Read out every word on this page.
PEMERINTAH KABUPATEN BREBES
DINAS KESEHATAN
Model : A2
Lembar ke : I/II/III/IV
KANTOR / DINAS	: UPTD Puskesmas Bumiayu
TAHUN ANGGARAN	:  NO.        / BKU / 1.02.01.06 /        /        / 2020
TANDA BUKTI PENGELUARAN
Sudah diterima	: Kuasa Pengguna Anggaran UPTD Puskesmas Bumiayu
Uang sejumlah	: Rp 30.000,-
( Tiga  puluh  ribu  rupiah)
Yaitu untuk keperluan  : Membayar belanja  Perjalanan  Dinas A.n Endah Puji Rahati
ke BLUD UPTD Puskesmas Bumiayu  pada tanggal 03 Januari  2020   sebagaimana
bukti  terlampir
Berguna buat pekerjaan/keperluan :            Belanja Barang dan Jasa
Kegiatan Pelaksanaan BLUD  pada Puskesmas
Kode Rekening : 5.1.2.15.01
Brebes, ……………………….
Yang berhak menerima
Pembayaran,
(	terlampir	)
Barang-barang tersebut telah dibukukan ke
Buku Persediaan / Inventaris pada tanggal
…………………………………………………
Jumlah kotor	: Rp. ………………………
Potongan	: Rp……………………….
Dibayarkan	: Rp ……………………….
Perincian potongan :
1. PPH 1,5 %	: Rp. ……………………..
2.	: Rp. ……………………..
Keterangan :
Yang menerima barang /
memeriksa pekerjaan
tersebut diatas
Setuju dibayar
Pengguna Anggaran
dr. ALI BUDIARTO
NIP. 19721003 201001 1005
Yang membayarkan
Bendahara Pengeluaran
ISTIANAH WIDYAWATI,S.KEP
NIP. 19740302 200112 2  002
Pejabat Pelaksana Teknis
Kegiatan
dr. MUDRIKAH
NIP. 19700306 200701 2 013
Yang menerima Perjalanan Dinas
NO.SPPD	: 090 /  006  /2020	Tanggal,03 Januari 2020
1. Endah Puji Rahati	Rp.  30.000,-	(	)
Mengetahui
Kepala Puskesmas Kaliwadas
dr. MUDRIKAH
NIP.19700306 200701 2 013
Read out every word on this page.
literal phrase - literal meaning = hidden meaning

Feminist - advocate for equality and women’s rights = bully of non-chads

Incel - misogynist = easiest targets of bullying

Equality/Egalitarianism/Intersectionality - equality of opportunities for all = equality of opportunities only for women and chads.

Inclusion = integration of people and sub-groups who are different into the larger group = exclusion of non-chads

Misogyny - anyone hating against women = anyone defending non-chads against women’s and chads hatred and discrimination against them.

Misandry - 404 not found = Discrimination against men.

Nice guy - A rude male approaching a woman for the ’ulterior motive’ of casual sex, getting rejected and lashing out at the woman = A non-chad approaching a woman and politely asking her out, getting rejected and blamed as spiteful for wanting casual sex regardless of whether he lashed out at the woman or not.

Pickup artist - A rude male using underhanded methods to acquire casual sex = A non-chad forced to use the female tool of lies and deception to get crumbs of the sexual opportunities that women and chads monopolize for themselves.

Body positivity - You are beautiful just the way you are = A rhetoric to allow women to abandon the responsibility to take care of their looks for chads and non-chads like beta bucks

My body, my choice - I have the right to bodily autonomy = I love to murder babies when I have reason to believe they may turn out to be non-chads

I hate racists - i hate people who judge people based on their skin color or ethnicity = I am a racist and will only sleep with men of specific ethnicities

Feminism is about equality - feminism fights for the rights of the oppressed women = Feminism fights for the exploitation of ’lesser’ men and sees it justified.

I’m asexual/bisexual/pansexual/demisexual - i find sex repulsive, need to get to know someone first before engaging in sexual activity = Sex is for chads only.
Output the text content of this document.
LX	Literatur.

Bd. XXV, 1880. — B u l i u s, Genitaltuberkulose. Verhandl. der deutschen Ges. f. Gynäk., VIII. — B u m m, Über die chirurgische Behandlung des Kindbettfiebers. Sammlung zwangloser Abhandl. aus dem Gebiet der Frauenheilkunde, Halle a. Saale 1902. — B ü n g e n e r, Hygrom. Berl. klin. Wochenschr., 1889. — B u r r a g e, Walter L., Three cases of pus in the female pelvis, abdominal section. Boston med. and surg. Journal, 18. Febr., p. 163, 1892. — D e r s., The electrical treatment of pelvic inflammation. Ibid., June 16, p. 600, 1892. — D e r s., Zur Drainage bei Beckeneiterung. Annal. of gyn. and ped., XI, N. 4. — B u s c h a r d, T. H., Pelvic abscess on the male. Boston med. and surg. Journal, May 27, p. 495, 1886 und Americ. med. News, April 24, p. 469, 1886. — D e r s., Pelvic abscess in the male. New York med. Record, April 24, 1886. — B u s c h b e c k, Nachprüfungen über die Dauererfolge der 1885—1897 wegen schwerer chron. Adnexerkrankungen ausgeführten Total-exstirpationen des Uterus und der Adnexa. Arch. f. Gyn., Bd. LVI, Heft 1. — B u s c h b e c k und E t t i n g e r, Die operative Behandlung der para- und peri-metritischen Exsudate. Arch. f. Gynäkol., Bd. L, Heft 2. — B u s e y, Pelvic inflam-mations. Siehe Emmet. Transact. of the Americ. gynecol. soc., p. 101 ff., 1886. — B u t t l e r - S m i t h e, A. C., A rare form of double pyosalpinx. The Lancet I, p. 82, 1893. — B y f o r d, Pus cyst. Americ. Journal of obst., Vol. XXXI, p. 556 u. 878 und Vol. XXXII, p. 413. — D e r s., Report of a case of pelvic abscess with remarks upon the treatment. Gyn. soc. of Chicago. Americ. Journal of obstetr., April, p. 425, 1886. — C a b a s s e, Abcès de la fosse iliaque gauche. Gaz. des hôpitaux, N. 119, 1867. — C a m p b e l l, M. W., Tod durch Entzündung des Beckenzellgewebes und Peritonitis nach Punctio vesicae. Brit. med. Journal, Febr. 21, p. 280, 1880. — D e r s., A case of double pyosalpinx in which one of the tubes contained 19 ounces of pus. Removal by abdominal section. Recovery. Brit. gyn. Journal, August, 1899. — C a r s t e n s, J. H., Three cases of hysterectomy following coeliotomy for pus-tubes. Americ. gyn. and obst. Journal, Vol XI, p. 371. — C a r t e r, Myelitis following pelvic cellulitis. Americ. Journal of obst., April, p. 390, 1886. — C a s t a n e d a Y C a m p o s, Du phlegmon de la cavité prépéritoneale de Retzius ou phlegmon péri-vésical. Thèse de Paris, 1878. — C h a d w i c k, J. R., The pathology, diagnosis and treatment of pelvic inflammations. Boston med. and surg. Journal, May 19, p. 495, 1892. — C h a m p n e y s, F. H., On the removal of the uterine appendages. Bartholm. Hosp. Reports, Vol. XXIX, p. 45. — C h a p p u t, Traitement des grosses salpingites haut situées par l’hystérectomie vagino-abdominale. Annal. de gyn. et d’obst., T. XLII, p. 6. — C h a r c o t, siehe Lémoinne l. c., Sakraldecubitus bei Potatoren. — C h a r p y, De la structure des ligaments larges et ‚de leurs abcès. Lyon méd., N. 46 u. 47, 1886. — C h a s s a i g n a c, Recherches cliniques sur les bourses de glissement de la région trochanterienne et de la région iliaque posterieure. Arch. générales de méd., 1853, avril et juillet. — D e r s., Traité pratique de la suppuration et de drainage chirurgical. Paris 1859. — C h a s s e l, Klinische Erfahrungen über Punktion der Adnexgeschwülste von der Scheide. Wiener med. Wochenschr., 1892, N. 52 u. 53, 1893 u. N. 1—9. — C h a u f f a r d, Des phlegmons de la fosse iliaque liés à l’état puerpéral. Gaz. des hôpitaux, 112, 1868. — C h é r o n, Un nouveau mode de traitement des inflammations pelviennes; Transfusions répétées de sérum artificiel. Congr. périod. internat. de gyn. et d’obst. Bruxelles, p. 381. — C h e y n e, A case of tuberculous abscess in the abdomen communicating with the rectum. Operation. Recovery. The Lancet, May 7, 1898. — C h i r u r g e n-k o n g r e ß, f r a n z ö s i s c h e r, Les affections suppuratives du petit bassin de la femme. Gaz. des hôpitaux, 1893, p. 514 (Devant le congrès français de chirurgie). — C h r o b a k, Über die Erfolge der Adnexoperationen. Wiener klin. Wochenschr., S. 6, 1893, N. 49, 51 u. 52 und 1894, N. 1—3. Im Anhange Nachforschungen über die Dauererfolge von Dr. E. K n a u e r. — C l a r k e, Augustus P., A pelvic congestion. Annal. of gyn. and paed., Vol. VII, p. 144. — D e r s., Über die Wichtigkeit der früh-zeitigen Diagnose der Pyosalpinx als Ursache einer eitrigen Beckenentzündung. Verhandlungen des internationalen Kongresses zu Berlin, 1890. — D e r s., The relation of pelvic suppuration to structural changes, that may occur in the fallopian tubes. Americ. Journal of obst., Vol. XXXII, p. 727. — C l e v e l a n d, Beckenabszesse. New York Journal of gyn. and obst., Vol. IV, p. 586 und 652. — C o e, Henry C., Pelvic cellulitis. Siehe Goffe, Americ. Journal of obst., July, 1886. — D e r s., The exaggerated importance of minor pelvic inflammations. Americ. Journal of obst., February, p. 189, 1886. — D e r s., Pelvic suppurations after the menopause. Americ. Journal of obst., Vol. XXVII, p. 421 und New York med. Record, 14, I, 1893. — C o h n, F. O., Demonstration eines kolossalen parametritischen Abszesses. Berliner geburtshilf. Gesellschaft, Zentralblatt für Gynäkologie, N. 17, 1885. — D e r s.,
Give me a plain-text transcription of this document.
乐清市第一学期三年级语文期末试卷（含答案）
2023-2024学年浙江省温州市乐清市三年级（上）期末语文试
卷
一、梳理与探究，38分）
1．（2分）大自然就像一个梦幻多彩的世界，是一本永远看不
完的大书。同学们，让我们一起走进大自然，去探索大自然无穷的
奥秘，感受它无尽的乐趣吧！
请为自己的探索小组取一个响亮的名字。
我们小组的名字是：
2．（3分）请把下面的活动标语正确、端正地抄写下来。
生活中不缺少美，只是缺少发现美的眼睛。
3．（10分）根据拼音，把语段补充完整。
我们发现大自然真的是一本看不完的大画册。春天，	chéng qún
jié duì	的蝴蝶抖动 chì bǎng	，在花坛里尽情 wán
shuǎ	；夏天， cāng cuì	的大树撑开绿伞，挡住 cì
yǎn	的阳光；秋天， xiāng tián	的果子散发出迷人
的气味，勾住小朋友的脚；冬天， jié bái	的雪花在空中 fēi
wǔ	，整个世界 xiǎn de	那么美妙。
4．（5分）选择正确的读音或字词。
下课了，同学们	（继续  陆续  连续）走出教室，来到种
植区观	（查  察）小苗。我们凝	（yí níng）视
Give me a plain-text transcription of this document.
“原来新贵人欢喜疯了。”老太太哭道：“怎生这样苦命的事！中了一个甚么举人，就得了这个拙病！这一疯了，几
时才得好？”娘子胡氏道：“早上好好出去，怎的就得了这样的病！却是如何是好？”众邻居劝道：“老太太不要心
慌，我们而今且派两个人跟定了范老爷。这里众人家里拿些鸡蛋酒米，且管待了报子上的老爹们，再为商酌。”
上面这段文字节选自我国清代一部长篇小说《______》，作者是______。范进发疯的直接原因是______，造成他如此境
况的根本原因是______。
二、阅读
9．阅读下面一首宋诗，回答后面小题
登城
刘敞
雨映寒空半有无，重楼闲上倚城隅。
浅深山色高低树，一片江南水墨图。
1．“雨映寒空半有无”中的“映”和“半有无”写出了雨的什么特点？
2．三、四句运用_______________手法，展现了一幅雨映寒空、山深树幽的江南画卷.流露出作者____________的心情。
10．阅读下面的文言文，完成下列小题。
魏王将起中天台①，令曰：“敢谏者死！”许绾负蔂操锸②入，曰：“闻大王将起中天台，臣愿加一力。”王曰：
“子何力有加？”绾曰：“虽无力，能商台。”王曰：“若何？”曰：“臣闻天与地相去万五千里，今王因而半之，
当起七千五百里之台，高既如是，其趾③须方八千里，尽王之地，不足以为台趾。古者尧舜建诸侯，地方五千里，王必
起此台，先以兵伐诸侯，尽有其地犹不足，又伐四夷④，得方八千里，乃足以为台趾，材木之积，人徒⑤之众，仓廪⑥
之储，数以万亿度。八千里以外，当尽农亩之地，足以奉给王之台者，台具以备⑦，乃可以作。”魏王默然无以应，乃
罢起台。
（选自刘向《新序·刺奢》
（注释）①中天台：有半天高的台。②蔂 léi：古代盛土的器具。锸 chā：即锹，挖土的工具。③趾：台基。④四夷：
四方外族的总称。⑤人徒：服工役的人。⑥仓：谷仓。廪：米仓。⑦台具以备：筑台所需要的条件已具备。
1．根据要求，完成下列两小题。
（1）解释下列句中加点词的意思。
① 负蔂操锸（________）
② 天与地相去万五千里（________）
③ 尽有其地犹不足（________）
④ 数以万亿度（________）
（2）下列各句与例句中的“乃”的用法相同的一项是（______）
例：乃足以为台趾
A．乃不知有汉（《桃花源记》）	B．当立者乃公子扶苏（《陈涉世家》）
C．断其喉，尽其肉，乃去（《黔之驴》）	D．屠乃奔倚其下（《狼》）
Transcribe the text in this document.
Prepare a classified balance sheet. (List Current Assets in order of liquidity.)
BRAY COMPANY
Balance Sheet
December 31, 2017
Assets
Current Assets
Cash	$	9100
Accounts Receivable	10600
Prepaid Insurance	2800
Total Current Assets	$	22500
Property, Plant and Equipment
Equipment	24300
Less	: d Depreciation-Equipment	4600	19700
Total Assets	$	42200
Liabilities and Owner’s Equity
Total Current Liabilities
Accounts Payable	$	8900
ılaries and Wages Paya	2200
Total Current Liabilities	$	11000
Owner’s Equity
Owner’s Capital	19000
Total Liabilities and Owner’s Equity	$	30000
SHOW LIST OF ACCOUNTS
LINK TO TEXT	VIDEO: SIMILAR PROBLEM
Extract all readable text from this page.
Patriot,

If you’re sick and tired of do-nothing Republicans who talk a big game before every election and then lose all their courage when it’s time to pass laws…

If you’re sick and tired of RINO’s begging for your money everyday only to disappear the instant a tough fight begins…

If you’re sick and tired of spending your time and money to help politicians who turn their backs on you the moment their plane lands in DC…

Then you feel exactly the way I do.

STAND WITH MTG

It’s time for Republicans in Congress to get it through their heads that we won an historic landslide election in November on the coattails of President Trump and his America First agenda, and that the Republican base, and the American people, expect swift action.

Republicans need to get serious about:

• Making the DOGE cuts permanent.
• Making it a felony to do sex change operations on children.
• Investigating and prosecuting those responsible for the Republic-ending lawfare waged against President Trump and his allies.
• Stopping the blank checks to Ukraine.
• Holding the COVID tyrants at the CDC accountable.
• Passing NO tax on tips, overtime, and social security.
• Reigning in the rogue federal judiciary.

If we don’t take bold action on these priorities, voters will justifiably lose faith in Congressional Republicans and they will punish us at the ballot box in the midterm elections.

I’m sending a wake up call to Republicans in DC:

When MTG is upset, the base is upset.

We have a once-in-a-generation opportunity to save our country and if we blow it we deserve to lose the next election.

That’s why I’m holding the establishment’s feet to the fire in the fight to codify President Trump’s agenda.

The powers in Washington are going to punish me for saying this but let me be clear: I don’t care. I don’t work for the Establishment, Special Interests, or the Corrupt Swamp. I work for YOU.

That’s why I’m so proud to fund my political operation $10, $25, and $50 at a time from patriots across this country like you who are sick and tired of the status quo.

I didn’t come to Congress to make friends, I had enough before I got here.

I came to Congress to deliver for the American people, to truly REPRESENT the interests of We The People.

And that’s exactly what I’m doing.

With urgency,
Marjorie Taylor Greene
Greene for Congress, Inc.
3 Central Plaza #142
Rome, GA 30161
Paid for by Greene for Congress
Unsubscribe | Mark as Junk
---
_WHAT IS BEING ASKED_
How many of the lines above include the string "pada"? Answer with the number only.

_REPLY_
3